My recollection of Coach Vornbrock is during a swim meet in the 1950’s when he is walking along the pool deck, carrying a stop watch, wearing the obligatory white shirt, white trousers and white tennis shoes. Ernie, who was in his 50’s, was a tall lanky man who wore wire rimmed glasses on his angular face, looking more like a studious accountant than a staff member of the Bi State Chapter of the American Red Cross. He was never officially associated with a swim team at a YMCA, a high school or a university, and yet, Ernie was recognized as a member of the coaching fraternity by his peers. Everyone at a scratch meeting knew him and more than once I saw the great Yale coach, Bob Kiphuth, who was also a multi-time Olympic coach, get up from his desk and walk across the large lobby of the famed Payne-Whitney Gym at Yale to shake Ernie’s hand and visit.
No one really knows why Ernie had such a passion for coaching swimmers. I don’t recall his ever mentioning that he had been a competitive swimmer himself, and yet he already had exceptional knowledge in the 1930’s when he met a high school student with a poor self image named Jim Counsilman.
In the early ‘50’s Ernie would appear at our six lane, 25 yard pool, two or three times a week…. sometimes more and sometimes less. Because his job required travel during the 40’s, he would often leave written workouts with the resident coach, Ted Ohashi. In the 1950’s, the Downtown Y had no coach so we swimmers coached ourselves between Ernie’s sessions. While his approach and technique could change over the years, there was one thing that was consistent and that was his concern for developing the whole person. He not only coached swimming skills but he could be a confidant and advisor about life skills. We were all from blue collar families and Ernie opened windows of awareness for many of us.

--------------------

> _Challenge a_
Reproduce only the part of the rows that opens with the line containing "y-axis-title: Jun 2021" and closes with the line containing "industry-label-trans-ware-util: Trans., Ware.", substituting "Yearly Employment Growth" for "Annual Employment Growth" and leaving everything else unchanged.

> _Input_
--------------------

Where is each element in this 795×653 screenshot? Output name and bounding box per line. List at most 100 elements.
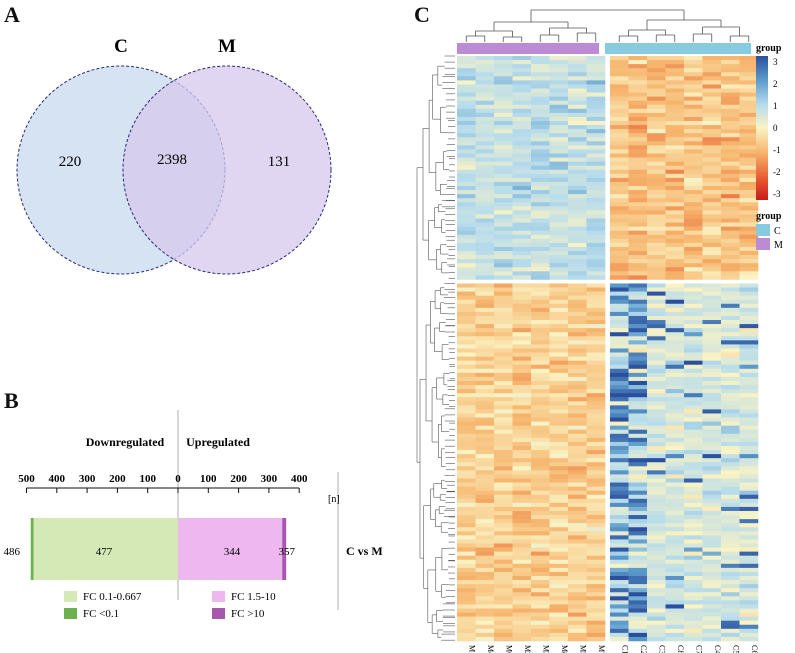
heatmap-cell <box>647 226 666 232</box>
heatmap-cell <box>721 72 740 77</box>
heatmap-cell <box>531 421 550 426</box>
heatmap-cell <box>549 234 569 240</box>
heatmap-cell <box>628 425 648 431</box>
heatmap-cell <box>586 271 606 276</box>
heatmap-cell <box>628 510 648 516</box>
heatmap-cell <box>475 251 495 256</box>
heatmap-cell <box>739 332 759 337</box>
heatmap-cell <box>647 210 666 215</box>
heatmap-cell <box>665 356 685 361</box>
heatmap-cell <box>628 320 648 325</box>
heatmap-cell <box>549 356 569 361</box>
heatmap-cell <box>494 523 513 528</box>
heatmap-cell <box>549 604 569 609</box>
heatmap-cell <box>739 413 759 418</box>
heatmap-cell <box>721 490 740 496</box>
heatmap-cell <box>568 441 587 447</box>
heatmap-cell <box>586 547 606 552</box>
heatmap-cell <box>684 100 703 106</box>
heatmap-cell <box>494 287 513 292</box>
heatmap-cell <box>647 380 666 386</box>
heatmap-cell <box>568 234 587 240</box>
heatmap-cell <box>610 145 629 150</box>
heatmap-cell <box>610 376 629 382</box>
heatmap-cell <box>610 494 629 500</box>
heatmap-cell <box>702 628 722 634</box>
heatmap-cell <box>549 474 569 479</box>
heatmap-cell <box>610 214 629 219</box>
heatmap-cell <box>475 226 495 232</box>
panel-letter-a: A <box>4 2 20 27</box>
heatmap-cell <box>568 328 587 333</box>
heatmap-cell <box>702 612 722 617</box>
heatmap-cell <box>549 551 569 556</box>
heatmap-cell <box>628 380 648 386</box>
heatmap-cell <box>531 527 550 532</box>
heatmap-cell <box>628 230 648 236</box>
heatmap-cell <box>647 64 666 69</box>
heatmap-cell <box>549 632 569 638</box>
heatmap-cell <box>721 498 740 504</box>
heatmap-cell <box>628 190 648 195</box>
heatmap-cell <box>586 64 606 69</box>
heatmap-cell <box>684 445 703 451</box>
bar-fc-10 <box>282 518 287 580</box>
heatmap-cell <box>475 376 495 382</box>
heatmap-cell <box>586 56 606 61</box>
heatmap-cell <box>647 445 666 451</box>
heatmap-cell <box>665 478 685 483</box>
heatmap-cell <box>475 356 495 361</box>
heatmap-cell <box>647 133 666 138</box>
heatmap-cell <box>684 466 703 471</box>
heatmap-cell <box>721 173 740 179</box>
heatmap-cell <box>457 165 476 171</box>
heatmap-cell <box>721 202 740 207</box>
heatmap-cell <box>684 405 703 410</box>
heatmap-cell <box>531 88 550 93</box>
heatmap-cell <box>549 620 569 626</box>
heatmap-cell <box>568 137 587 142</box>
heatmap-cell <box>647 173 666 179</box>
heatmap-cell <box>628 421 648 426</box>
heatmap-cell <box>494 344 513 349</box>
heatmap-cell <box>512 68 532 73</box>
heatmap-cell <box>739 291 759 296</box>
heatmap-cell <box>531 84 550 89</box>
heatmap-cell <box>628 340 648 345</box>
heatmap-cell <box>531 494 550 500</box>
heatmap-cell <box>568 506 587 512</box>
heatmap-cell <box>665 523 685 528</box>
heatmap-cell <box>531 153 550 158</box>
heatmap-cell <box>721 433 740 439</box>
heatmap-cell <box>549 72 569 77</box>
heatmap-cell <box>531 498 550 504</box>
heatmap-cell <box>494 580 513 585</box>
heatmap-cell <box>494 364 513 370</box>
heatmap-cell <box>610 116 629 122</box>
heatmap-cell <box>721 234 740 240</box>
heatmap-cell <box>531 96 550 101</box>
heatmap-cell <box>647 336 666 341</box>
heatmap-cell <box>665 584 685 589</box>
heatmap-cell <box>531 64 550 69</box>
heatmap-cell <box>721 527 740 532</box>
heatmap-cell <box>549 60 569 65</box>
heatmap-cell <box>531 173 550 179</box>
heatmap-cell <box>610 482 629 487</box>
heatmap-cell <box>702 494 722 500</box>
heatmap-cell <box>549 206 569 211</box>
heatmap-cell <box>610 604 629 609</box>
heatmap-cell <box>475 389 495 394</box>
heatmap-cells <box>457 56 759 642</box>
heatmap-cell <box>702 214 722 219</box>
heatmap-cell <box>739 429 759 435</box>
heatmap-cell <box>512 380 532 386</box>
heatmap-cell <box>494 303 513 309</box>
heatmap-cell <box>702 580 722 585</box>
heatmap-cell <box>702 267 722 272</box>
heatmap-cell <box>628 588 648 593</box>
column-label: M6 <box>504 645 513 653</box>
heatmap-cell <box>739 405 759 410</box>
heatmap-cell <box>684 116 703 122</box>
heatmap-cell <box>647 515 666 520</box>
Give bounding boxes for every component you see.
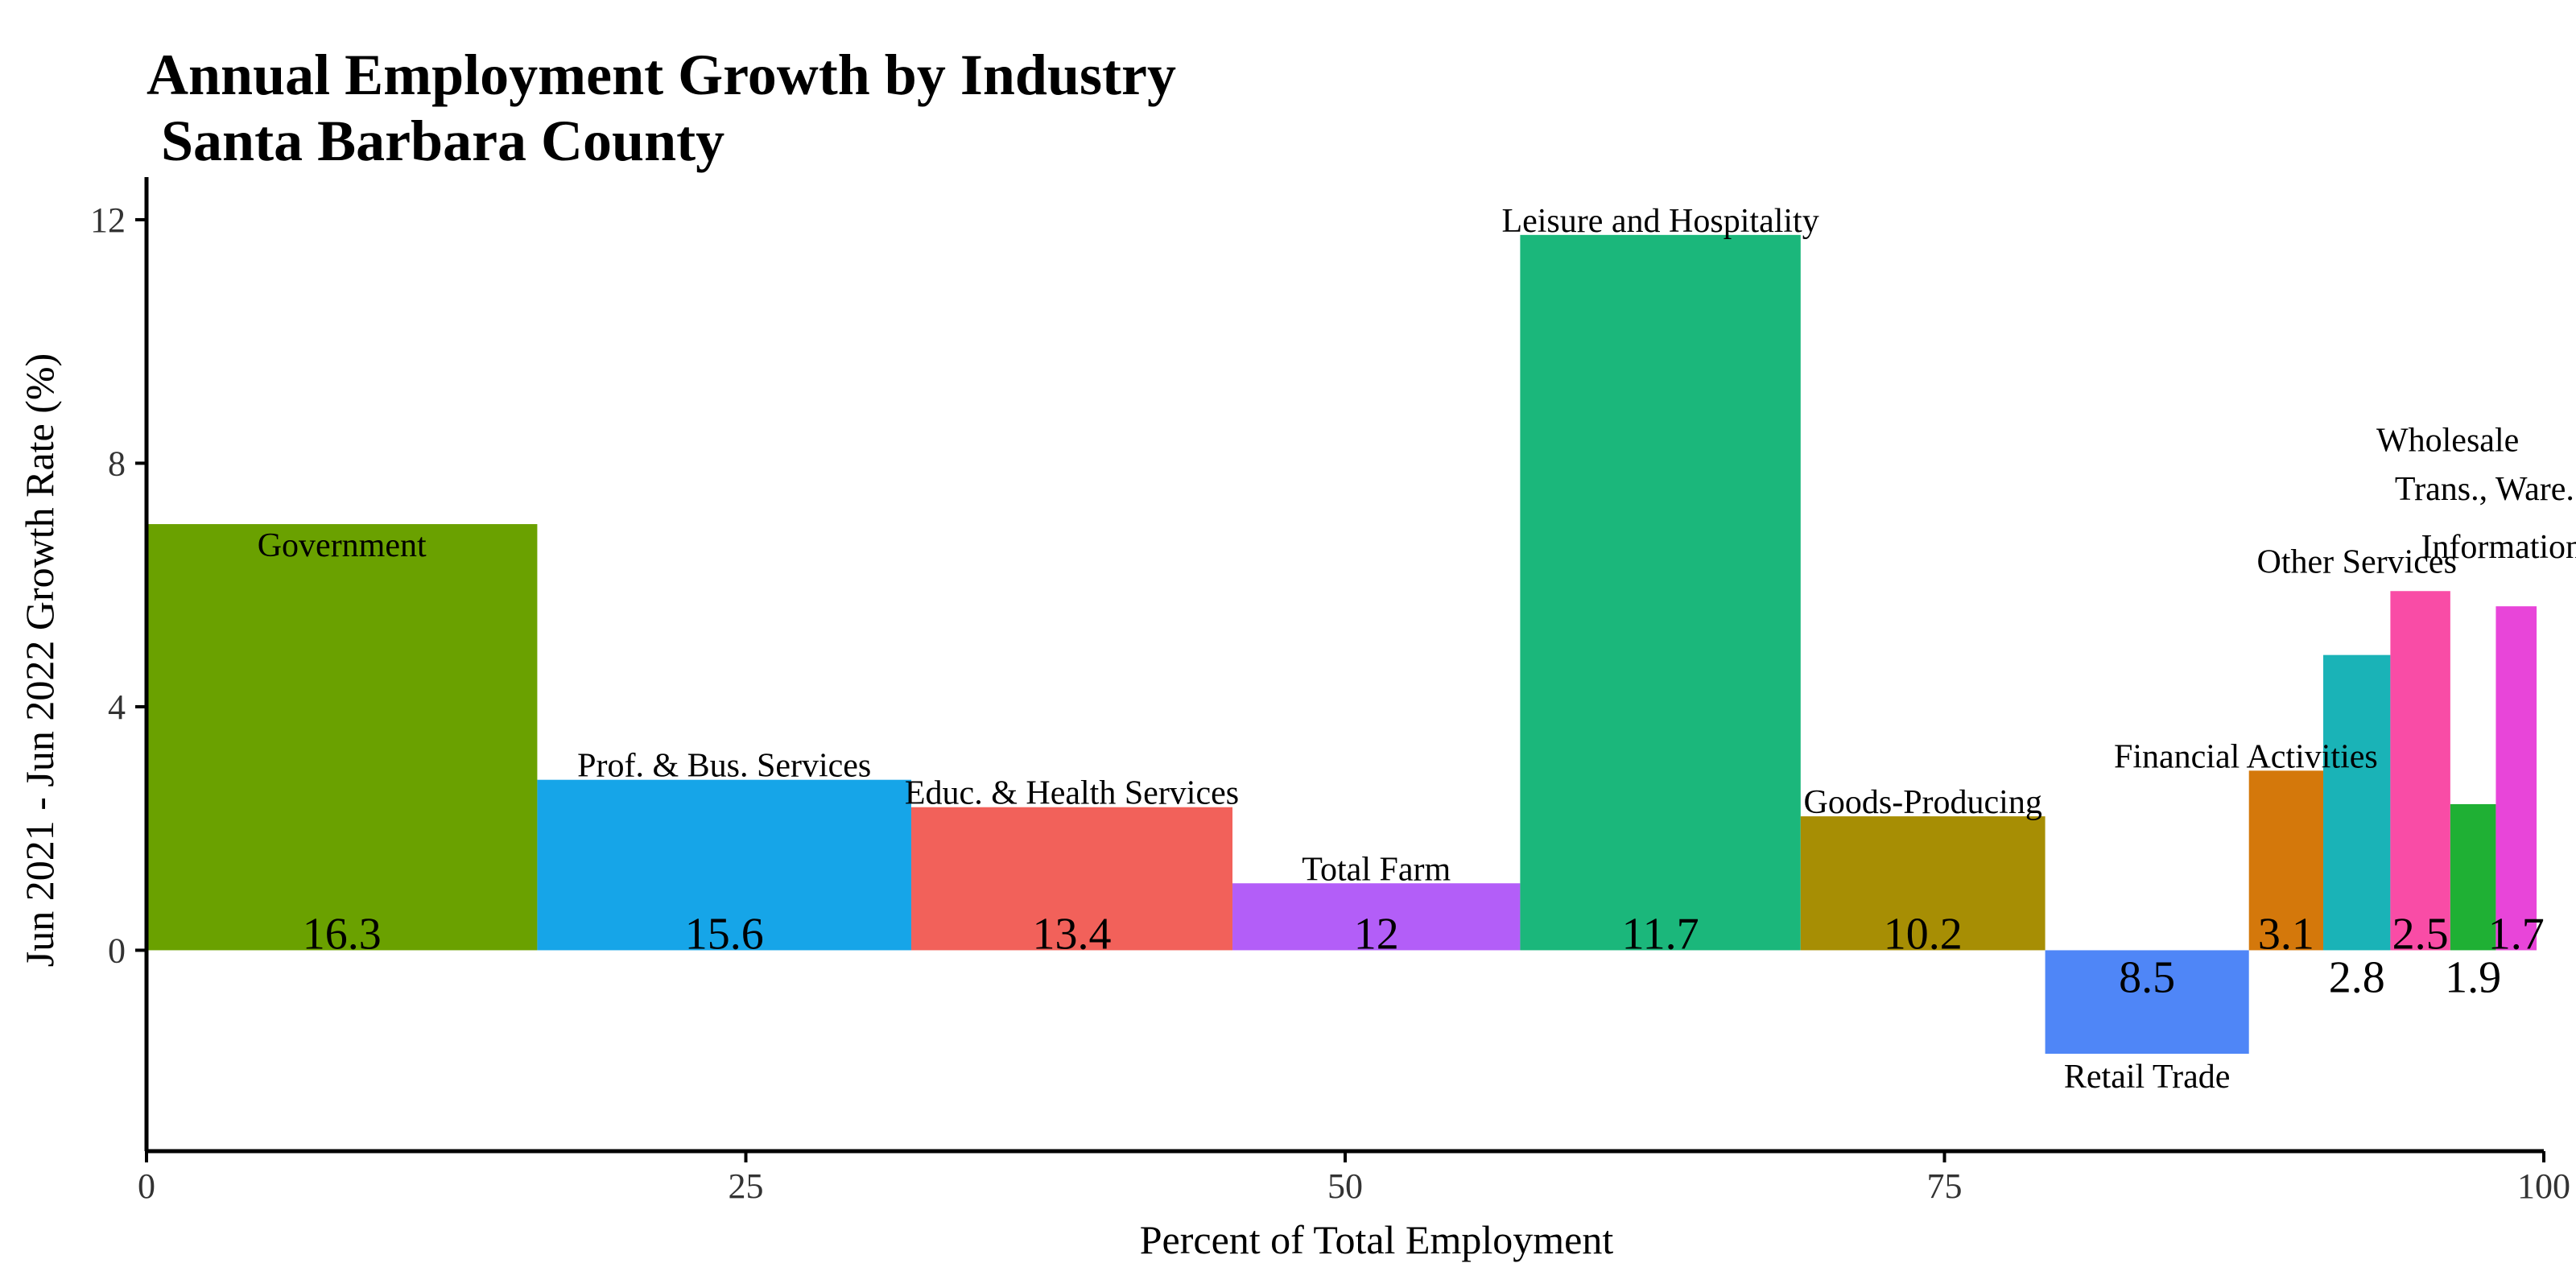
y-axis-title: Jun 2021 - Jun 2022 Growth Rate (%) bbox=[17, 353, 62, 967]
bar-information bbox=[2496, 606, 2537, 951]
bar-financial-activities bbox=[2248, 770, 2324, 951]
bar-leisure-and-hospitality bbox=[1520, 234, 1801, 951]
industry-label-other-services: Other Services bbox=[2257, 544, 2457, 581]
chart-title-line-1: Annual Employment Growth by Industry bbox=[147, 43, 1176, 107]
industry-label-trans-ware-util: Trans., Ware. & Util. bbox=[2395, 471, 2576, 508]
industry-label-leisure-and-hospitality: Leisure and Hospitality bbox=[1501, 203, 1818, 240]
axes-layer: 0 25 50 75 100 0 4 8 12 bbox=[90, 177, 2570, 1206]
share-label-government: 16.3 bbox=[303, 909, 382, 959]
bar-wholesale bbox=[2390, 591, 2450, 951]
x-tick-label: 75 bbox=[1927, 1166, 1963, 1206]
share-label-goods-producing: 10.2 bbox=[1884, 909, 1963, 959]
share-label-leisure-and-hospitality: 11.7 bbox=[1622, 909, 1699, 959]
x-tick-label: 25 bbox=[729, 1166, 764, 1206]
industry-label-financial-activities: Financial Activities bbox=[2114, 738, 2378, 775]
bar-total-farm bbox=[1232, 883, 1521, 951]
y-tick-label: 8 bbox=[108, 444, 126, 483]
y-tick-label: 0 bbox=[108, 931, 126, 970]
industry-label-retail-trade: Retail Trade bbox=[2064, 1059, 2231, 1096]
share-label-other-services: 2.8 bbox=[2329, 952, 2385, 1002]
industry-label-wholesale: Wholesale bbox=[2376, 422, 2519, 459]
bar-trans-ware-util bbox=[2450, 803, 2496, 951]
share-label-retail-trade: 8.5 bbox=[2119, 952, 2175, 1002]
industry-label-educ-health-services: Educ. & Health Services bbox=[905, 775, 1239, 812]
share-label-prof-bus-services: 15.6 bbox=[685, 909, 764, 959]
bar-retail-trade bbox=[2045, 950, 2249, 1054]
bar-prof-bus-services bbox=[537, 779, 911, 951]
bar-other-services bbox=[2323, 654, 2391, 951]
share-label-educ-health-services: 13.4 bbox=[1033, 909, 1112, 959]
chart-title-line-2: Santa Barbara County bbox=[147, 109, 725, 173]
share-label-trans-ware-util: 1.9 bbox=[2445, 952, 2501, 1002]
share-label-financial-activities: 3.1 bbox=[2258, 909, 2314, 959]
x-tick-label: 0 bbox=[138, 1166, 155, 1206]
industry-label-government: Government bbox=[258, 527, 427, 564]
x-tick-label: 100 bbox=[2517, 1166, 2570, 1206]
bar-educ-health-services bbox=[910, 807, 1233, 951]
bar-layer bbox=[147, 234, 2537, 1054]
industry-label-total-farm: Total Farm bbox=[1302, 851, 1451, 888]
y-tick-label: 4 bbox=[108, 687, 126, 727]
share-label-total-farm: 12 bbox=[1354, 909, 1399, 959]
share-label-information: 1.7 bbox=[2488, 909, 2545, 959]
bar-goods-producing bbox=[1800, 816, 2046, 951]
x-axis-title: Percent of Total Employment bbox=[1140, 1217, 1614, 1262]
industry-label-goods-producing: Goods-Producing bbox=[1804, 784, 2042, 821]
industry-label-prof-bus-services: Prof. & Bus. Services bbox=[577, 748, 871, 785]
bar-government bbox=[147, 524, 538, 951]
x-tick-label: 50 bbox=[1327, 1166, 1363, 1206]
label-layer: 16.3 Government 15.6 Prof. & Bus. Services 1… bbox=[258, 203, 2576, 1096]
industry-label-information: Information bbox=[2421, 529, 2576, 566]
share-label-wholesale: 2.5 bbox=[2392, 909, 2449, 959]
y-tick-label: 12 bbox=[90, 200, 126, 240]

--------------------

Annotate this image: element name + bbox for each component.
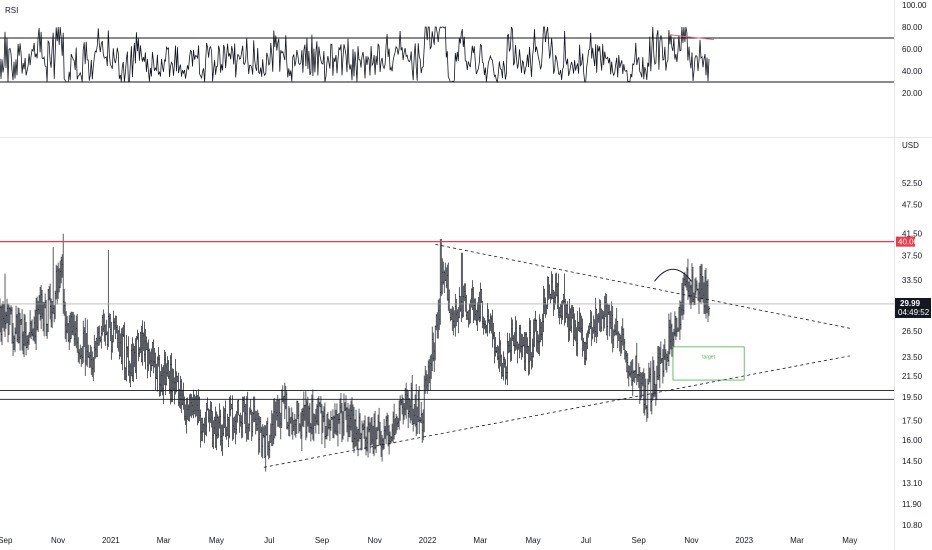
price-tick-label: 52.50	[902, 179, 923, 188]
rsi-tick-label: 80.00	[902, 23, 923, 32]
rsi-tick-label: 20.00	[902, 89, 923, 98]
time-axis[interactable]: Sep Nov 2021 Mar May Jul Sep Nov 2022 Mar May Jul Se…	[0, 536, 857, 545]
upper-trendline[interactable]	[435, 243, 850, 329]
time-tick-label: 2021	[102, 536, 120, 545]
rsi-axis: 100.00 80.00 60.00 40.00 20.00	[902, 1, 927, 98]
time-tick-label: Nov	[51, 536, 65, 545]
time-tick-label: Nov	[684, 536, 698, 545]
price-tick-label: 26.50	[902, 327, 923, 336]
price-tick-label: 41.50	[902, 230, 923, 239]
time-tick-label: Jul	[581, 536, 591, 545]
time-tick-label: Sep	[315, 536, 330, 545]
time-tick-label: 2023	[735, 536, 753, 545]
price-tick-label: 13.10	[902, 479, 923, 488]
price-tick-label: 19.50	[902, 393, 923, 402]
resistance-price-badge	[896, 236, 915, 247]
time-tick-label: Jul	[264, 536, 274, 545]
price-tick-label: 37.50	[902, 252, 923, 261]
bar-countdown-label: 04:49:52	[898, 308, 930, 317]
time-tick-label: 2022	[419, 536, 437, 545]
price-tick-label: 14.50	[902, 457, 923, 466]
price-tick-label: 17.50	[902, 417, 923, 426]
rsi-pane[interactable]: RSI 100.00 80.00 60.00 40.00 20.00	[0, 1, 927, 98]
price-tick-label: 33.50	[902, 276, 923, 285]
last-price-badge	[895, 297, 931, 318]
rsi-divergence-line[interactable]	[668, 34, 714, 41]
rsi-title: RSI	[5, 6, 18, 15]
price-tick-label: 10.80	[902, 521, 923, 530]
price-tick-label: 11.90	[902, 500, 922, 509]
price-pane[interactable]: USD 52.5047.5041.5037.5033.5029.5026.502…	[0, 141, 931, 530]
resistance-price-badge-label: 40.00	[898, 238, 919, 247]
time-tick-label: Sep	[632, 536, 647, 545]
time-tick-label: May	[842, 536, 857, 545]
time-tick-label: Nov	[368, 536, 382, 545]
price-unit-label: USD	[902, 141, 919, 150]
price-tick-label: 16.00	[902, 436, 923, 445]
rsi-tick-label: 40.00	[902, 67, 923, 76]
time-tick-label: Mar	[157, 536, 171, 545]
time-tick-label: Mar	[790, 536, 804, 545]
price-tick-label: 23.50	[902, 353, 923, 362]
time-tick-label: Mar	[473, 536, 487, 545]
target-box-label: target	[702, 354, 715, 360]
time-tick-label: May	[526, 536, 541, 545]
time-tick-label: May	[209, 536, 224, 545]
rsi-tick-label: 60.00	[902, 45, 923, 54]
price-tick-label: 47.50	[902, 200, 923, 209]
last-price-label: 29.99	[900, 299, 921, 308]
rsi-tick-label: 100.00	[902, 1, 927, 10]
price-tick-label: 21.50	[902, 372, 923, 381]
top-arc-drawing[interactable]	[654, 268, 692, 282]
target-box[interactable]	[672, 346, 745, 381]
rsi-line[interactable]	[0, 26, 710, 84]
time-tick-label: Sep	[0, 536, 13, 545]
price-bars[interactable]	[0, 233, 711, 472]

--------------------

> _Challenge b_
Pick up the recollection of Coach Vornbrock after its last sentence and write the next paragraph.

> _Output a_
y-axis-title: Jun 2021 - Jun 2022 Growth Rate (%) bbox=[17, 353, 62, 967]
bar-information bbox=[2496, 606, 2537, 951]
bar-financial-activities bbox=[2248, 770, 2324, 951]
bar-leisure-and-hospitality bbox=[1520, 234, 1801, 951]
industry-label-other-services: Other Services bbox=[2257, 544, 2457, 581]
chart-title-line-1: Yearly Employment Growth by Industry bbox=[147, 43, 1176, 107]
industry-label-trans-ware-util: Trans., Ware. & Util. bbox=[2395, 471, 2576, 508]

> _Output b_
He had attended college, appreciated art and was an accomplished classical violinist. So it’s not surprising that he introduced some of his swimmers to the appreciation of art, music and fine literature. Some have said they were influenced more by this side of Ernie than his coaching.
My favorite memories are the auto trips to the National AAU Swimming Championships at Yale University in New Haven, Connecticut and in Tucson, Arizona for the National YMCA Championships. (The National AAU was the predecessor to USA Swimming). Five swimmers would squeeze into Ernie’s new Packard sedan and with our mentor at the wheel; we would take off on a great adventure, stopping at a motel or two, depending how far it was to our destination. Afterward we’d usually drive, non stop, back to St. Louis. (Those were the days before interstate highways.)
I can’t speak for my teammates but I always felt calmer on the block when Ernie was nearby, stopwatch in hand. He was a quiet man, soft spoken and totally focused on what his swimmers were about to do. His wide grin and congratulary hand shake, before you even got out of the water, in response to a personal best or better yet, a win, was a reward indeed, sparking pride in the recipient.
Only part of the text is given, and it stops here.